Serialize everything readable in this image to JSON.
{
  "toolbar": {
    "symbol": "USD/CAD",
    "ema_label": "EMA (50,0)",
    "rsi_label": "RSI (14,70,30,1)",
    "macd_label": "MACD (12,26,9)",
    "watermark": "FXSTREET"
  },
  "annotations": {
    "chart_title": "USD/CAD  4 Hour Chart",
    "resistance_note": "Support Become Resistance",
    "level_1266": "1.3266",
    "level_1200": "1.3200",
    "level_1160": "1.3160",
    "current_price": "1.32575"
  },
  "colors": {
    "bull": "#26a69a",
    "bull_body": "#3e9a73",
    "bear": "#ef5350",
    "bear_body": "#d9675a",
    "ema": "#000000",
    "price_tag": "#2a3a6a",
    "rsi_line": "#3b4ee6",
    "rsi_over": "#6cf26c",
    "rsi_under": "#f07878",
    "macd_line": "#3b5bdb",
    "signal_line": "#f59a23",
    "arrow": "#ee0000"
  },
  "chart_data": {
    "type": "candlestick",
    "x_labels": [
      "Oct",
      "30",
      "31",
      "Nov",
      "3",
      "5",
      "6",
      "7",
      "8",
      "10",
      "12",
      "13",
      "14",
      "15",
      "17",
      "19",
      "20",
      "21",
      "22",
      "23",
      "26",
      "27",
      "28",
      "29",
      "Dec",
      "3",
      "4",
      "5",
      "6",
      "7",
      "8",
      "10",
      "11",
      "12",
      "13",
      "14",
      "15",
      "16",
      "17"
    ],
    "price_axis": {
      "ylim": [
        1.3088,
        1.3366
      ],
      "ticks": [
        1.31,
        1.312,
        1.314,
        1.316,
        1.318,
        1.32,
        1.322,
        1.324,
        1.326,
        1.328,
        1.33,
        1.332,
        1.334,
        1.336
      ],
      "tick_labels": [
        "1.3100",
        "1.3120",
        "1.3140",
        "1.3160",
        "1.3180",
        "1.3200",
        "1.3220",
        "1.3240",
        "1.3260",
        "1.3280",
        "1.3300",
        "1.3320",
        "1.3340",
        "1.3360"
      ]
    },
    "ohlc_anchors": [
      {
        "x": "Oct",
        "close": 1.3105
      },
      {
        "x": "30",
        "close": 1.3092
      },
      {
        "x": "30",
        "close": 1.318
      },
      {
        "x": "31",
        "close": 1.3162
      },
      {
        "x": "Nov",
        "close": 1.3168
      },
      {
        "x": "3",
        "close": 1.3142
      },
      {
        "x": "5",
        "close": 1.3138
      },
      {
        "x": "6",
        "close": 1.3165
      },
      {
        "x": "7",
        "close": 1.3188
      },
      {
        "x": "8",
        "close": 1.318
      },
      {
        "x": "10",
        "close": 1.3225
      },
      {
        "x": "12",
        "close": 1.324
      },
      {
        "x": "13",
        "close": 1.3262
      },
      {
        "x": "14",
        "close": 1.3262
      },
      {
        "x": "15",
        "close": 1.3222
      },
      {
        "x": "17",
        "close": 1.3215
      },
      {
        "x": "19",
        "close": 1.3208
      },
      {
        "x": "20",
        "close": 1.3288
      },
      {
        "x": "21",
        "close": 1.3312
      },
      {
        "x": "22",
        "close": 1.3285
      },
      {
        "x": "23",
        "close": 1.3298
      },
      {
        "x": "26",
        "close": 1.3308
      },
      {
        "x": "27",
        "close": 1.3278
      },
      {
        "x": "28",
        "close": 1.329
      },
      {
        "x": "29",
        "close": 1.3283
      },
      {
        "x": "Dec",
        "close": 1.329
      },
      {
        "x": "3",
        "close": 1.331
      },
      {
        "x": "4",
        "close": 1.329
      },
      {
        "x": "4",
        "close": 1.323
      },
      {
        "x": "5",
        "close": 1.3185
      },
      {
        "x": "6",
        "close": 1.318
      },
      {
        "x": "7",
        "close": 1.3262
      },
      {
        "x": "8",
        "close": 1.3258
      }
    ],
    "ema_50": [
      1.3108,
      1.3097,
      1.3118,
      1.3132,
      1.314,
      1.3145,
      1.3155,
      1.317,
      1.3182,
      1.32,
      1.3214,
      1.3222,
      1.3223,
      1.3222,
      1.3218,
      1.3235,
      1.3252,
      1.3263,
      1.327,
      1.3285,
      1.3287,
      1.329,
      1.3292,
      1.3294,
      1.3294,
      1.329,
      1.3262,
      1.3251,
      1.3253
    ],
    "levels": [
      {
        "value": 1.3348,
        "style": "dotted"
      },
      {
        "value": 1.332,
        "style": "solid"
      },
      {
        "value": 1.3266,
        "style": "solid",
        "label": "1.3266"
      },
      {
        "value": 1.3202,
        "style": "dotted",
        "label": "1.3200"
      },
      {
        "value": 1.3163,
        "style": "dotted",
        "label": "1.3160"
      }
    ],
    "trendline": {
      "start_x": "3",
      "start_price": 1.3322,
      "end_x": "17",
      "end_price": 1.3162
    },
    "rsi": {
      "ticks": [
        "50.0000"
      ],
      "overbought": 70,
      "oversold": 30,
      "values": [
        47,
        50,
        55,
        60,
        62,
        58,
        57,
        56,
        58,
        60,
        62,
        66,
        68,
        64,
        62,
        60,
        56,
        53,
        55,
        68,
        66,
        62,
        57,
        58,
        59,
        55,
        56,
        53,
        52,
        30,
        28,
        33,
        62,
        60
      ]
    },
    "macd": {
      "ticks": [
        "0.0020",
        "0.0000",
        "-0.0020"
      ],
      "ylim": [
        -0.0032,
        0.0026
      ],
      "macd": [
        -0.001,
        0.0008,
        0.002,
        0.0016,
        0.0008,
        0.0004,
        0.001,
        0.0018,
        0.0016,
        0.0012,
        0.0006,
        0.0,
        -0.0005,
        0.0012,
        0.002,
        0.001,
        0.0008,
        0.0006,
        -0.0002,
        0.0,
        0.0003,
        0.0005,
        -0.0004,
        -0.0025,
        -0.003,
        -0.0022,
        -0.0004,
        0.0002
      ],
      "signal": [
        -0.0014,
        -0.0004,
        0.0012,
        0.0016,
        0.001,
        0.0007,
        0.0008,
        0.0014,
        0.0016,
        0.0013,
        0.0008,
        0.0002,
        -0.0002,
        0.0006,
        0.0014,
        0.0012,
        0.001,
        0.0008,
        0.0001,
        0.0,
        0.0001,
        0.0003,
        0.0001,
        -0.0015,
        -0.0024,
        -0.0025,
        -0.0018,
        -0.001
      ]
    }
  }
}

☆ ☆ ☆ ☆ ☆ ☆ ☆

Exercise task:
Reproduce the listing shown above in its entirety, exactly.

Final result:
Serialize everything readable in this image to JSON.
{
  "toolbar": {
    "symbol": "USD/CAD",
    "ema_label": "EMA (50,0)",
    "rsi_label": "RSI (14,70,30,1)",
    "macd_label": "MACD (12,26,9)",
    "watermark": "FXSTREET"
  },
  "annotations": {
    "chart_title": "USD/CAD  4 Hour Chart",
    "resistance_note": "Support Become Resistance",
    "level_1266": "1.3266",
    "level_1200": "1.3200",
    "level_1160": "1.3160",
    "current_price": "1.32575"
  },
  "colors": {
    "bull": "#26a69a",
    "bull_body": "#3e9a73",
    "bear": "#ef5350",
    "bear_body": "#d9675a",
    "ema": "#000000",
    "price_tag": "#2a3a6a",
    "rsi_line": "#3b4ee6",
    "rsi_over": "#6cf26c",
    "rsi_under": "#f07878",
    "macd_line": "#3b5bdb",
    "signal_line": "#f59a23",
    "arrow": "#ee0000"
  },
  "chart_data": {
    "type": "candlestick",
    "x_labels": [
      "Oct",
      "30",
      "31",
      "Nov",
      "3",
      "5",
      "6",
      "7",
      "8",
      "10",
      "12",
      "13",
      "14",
      "15",
      "17",
      "19",
      "20",
      "21",
      "22",
      "23",
      "26",
      "27",
      "28",
      "29",
      "Dec",
      "3",
      "4",
      "5",
      "6",
      "7",
      "8",
      "10",
      "11",
      "12",
      "13",
      "14",
      "15",
      "16",
      "17"
    ],
    "price_axis": {
      "ylim": [
        1.3088,
        1.3366
      ],
      "ticks": [
        1.31,
        1.312,
        1.314,
        1.316,
        1.318,
        1.32,
        1.322,
        1.324,
        1.326,
        1.328,
        1.33,
        1.332,
        1.334,
        1.336
      ],
      "tick_labels": [
        "1.3100",
        "1.3120",
        "1.3140",
        "1.3160",
        "1.3180",
        "1.3200",
        "1.3220",
        "1.3240",
        "1.3260",
        "1.3280",
        "1.3300",
        "1.3320",
        "1.3340",
        "1.3360"
      ]
    },
    "ohlc_anchors": [
      {
        "x": "Oct",
        "close": 1.3105
      },
      {
        "x": "30",
        "close": 1.3092
      },
      {
        "x": "30",
        "close": 1.318
      },
      {
        "x": "31",
        "close": 1.3162
      },
      {
        "x": "Nov",
        "close": 1.3168
      },
      {
        "x": "3",
        "close": 1.3142
      },
      {
        "x": "5",
        "close": 1.3138
      },
      {
        "x": "6",
        "close": 1.3165
      },
      {
        "x": "7",
        "close": 1.3188
      },
      {
        "x": "8",
        "close": 1.318
      },
      {
        "x": "10",
        "close": 1.3225
      },
      {
        "x": "12",
        "close": 1.324
      },
      {
        "x": "13",
        "close": 1.3262
      },
      {
        "x": "14",
        "close": 1.3262
      },
      {
        "x": "15",
        "close": 1.3222
      },
      {
        "x": "17",
        "close": 1.3215
      },
      {
        "x": "19",
        "close": 1.3208
      },
      {
        "x": "20",
        "close": 1.3288
      },
      {
        "x": "21",
        "close": 1.3312
      },
      {
        "x": "22",
        "close": 1.3285
      },
      {
        "x": "23",
        "close": 1.3298
      },
      {
        "x": "26",
        "close": 1.3308
      },
      {
        "x": "27",
        "close": 1.3278
      },
      {
        "x": "28",
        "close": 1.329
      },
      {
        "x": "29",
        "close": 1.3283
      },
      {
        "x": "Dec",
        "close": 1.329
      },
      {
        "x": "3",
        "close": 1.331
      },
      {
        "x": "4",
        "close": 1.329
      },
      {
        "x": "4",
        "close": 1.323
      },
      {
        "x": "5",
        "close": 1.3185
      },
      {
        "x": "6",
        "close": 1.318
      },
      {
        "x": "7",
        "close": 1.3262
      },
      {
        "x": "8",
        "close": 1.3258
      }
    ],
    "ema_50": [
      1.3108,
      1.3097,
      1.3118,
      1.3132,
      1.314,
      1.3145,
      1.3155,
      1.317,
      1.3182,
      1.32,
      1.3214,
      1.3222,
      1.3223,
      1.3222,
      1.3218,
      1.3235,
      1.3252,
      1.3263,
      1.327,
      1.3285,
      1.3287,
      1.329,
      1.3292,
      1.3294,
      1.3294,
      1.329,
      1.3262,
      1.3251,
      1.3253
    ],
    "levels": [
      {
        "value": 1.3348,
        "style": "dotted"
      },
      {
        "value": 1.332,
        "style": "solid"
      },
      {
        "value": 1.3266,
        "style": "solid",
        "label": "1.3266"
      },
      {
        "value": 1.3202,
        "style": "dotted",
        "label": "1.3200"
      },
      {
        "value": 1.3163,
        "style": "dotted",
        "label": "1.3160"
      }
    ],
    "trendline": {
      "start_x": "3",
      "start_price": 1.3322,
      "end_x": "17",
      "end_price": 1.3162
    },
    "rsi": {
      "ticks": [
        "50.0000"
      ],
      "overbought": 70,
      "oversold": 30,
      "values": [
        47,
        50,
        55,
        60,
        62,
        58,
        57,
        56,
        58,
        60,
        62,
        66,
        68,
        64,
        62,
        60,
        56,
        53,
        55,
        68,
        66,
        62,
        57,
        58,
        59,
        55,
        56,
        53,
        52,
        30,
        28,
        33,
        62,
        60
      ]
    },
    "macd": {
      "ticks": [
        "0.0020",
        "0.0000",
        "-0.0020"
      ],
      "ylim": [
        -0.0032,
        0.0026
      ],
      "macd": [
        -0.001,
        0.0008,
        0.002,
        0.0016,
        0.0008,
        0.0004,
        0.001,
        0.0018,
        0.0016,
        0.0012,
        0.0006,
        0.0,
        -0.0005,
        0.0012,
        0.002,
        0.001,
        0.0008,
        0.0006,
        -0.0002,
        0.0,
        0.0003,
        0.0005,
        -0.0004,
        -0.0025,
        -0.003,
        -0.0022,
        -0.0004,
        0.0002
      ],
      "signal": [
        -0.0014,
        -0.0004,
        0.0012,
        0.0016,
        0.001,
        0.0007,
        0.0008,
        0.0014,
        0.0016,
        0.0013,
        0.0008,
        0.0002,
        -0.0002,
        0.0006,
        0.0014,
        0.0012,
        0.001,
        0.0008,
        0.0001,
        0.0,
        0.0001,
        0.0003,
        0.0001,
        -0.0015,
        -0.0024,
        -0.0025,
        -0.0018,
        -0.001
      ]
    }
  }
}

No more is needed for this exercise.